• Instructions for the task: Reproduce the data below in full and exclude every picture.

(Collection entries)
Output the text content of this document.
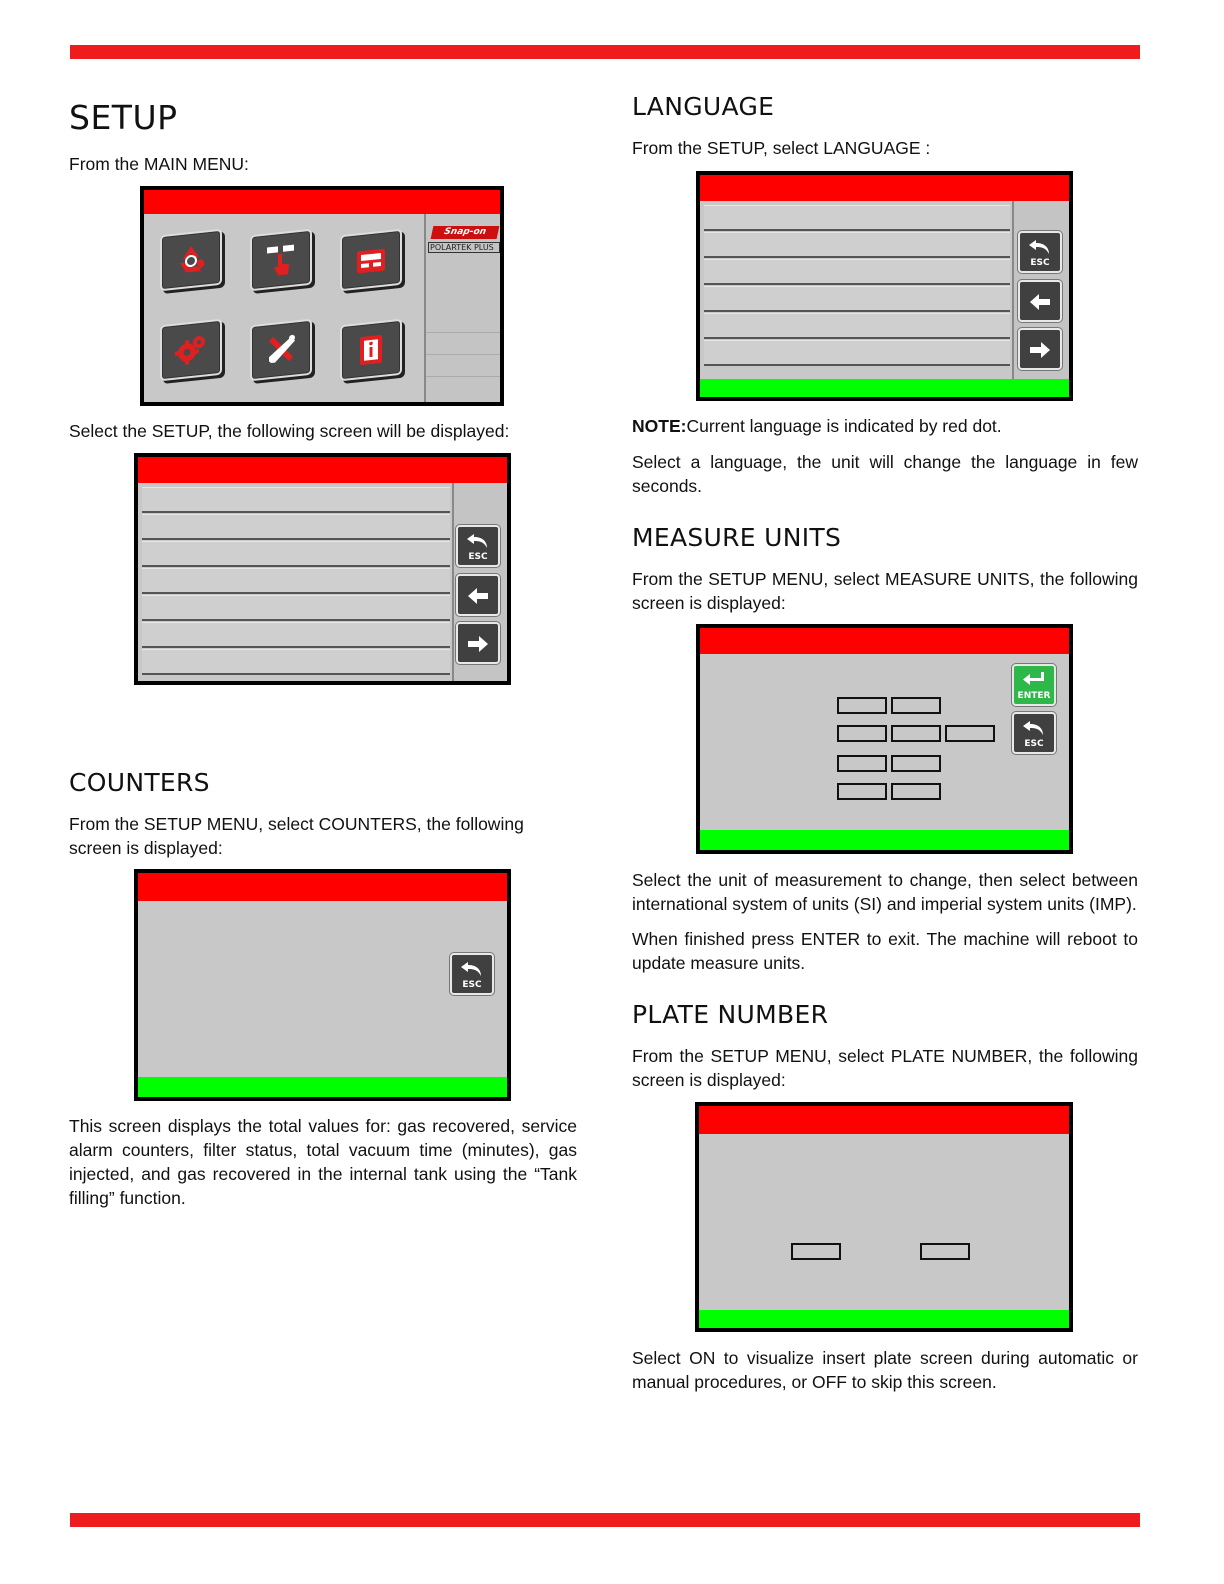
SETUP

From the MAIN MENU:

Snap-on
POLARTEK PLUS

Select the SETUP, the following screen will be displayed:

ESC
COUNTERS

From the SETUP MENU, select COUNTERS, the following screen is displayed:

ESC

This screen displays the total values for: gas recovered, service alarm counters, filter status, total vacuum time (minutes), gas injected, and gas recovered in the internal tank using the “Tank filling” function.

LANGUAGE

From the SETUP, select LANGUAGE :

ESC

NOTE:Current language is indicated by red dot.

Select a language, the unit will change the language in few seconds.

MEASURE UNITS

From the SETUP MENU, select MEASURE UNITS, the following screen is displayed:

ENTER
ESC

Select the unit of measurement to change, then select between international system of units (SI) and imperial system units (IMP).

When finished press ENTER to exit. The machine will reboot to update measure units.

PLATE NUMBER

From the SETUP MENU, select PLATE NUMBER, the following screen is displayed:

Select ON to visualize insert plate screen during automatic or manual procedures, or OFF to skip this screen.
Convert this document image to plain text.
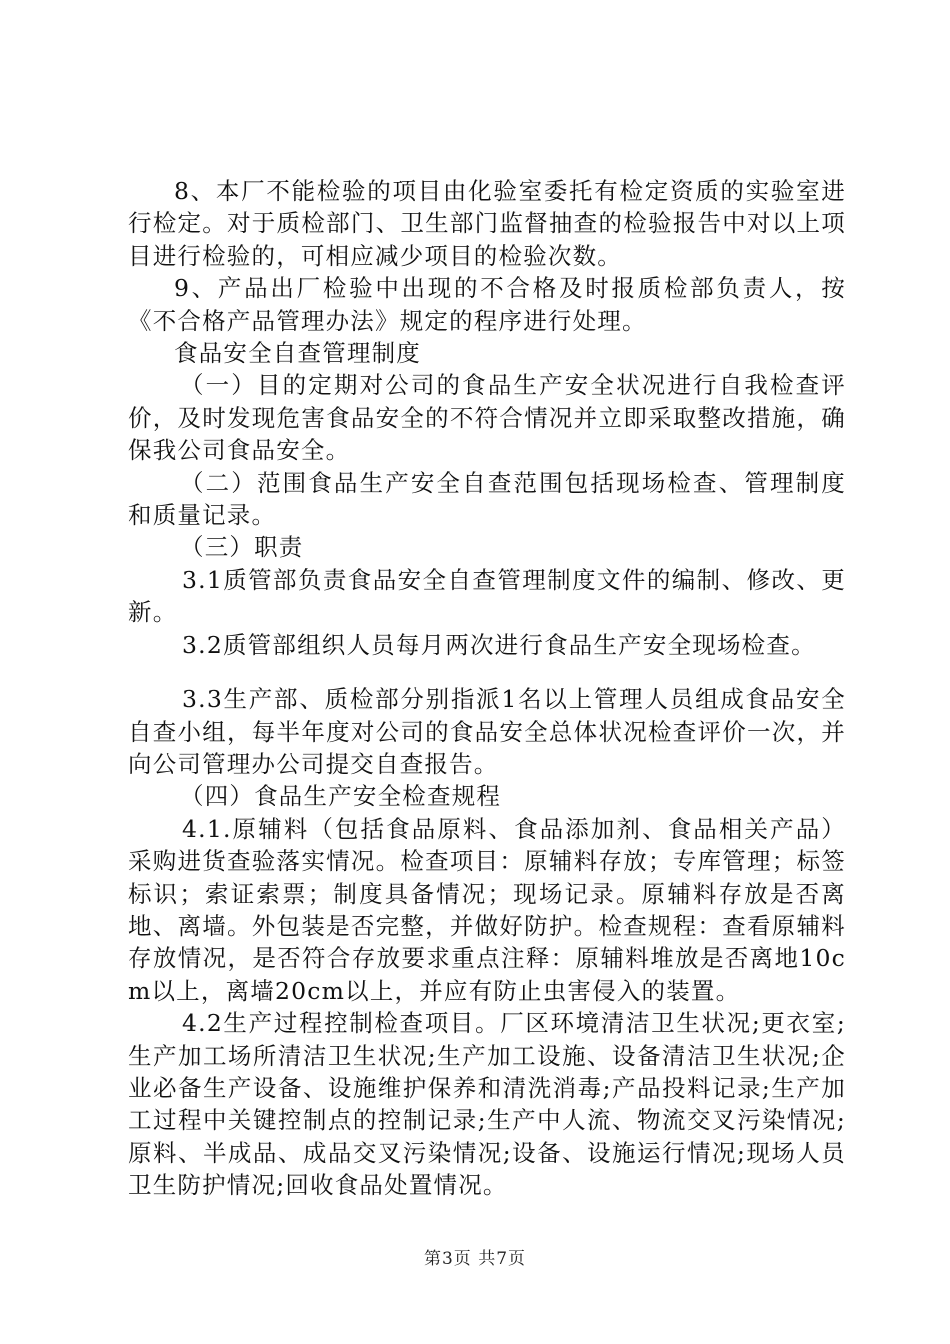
8、本厂不能检验的项目由化验室委托有检定资质的实验室进行检定。对于质检部门、卫生部门监督抽查的检验报告中对以上项目进行检验的，可相应减少项目的检验次数。

9、产品出厂检验中出现的不合格及时报质检部负责人，按《不合格产品管理办法》规定的程序进行处理。

食品安全自查管理制度

（一）目的定期对公司的食品生产安全状况进行自我检查评价，及时发现危害食品安全的不符合情况并立即采取整改措施，确保我公司食品安全。

（二）范围食品生产安全自查范围包括现场检查、管理制度和质量记录。

（三）职责

3.1质管部负责食品安全自查管理制度文件的编制、修改、更新。

3.2质管部组织人员每月两次进行食品生产安全现场检查。

3.3生产部、质检部分别指派1名以上管理人员组成食品安全自查小组，每半年度对公司的食品安全总体状况检查评价一次，并向公司管理办公司提交自查报告。

（四）食品生产安全检查规程

4.1.原辅料（包括食品原料、食品添加剂、食品相关产品）采购进货查验落实情况。检查项目：原辅料存放；专库管理；标签标识；索证索票；制度具备情况；现场记录。原辅料存放是否离地、离墙。外包装是否完整，并做好防护。检查规程：查看原辅料存放情况，是否符合存放要求重点注释：原辅料堆放是否离地10cm以上，离墙20cm以上，并应有防止虫害侵入的装置。

4.2生产过程控制检查项目。厂区环境清洁卫生状况;更衣室;生产加工场所清洁卫生状况;生产加工设施、设备清洁卫生状况;企业必备生产设备、设施维护保养和清洗消毒;产品投料记录;生产加工过程中关键控制点的控制记录;生产中人流、物流交叉污染情况;原料、半成品、成品交叉污染情况;设备、设施运行情况;现场人员卫生防护情况;回收食品处置情况。

第3页 共7页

• Reply:
Output the text content of this document.
SETUP

From the MAIN MENU:

Snap-on
POLARTEK PLUS

Select the SETUP, the following screen will be displayed:

ESC
COUNTERS

From the SETUP MENU, select COUNTERS, the following screen is displayed:

ESC

This screen displays the total values for: gas recovered, service alarm counters, filter status, total vacuum time (minutes), gas injected, and gas recovered in the internal tank using the “Tank filling” function.

LANGUAGE

From the SETUP, select LANGUAGE :

ESC

NOTE:Current language is indicated by red dot.

Select a language, the unit will change the language in few seconds.

MEASURE UNITS

From the SETUP MENU, select MEASURE UNITS, the following screen is displayed:

ENTER
ESC

Select the unit of measurement to change, then select between international system of units (SI) and imperial system units (IMP).

When finished press ENTER to exit. The machine will reboot to update measure units.

PLATE NUMBER

From the SETUP MENU, select PLATE NUMBER, the following screen is displayed:

Select ON to visualize insert plate screen during automatic or manual procedures, or OFF to skip this screen.
Convert this document image to plain text.
8、本厂不能检验的项目由化验室委托有检定资质的实验室进行检定。对于质检部门、卫生部门监督抽查的检验报告中对以上项目进行检验的，可相应减少项目的检验次数。

9、产品出厂检验中出现的不合格及时报质检部负责人，按《不合格产品管理办法》规定的程序进行处理。

食品安全自查管理制度

（一）目的定期对公司的食品生产安全状况进行自我检查评价，及时发现危害食品安全的不符合情况并立即采取整改措施，确保我公司食品安全。

（二）范围食品生产安全自查范围包括现场检查、管理制度和质量记录。

（三）职责

3.1质管部负责食品安全自查管理制度文件的编制、修改、更新。

3.2质管部组织人员每月两次进行食品生产安全现场检查。

3.3生产部、质检部分别指派1名以上管理人员组成食品安全自查小组，每半年度对公司的食品安全总体状况检查评价一次，并向公司管理办公司提交自查报告。

（四）食品生产安全检查规程

4.1.原辅料（包括食品原料、食品添加剂、食品相关产品）采购进货查验落实情况。检查项目：原辅料存放；专库管理；标签标识；索证索票；制度具备情况；现场记录。原辅料存放是否离地、离墙。外包装是否完整，并做好防护。检查规程：查看原辅料存放情况，是否符合存放要求重点注释：原辅料堆放是否离地10cm以上，离墙20cm以上，并应有防止虫害侵入的装置。

4.2生产过程控制检查项目。厂区环境清洁卫生状况;更衣室;生产加工场所清洁卫生状况;生产加工设施、设备清洁卫生状况;企业必备生产设备、设施维护保养和清洗消毒;产品投料记录;生产加工过程中关键控制点的控制记录;生产中人流、物流交叉污染情况;原料、半成品、成品交叉污染情况;设备、设施运行情况;现场人员卫生防护情况;回收食品处置情况。

第3页 共7页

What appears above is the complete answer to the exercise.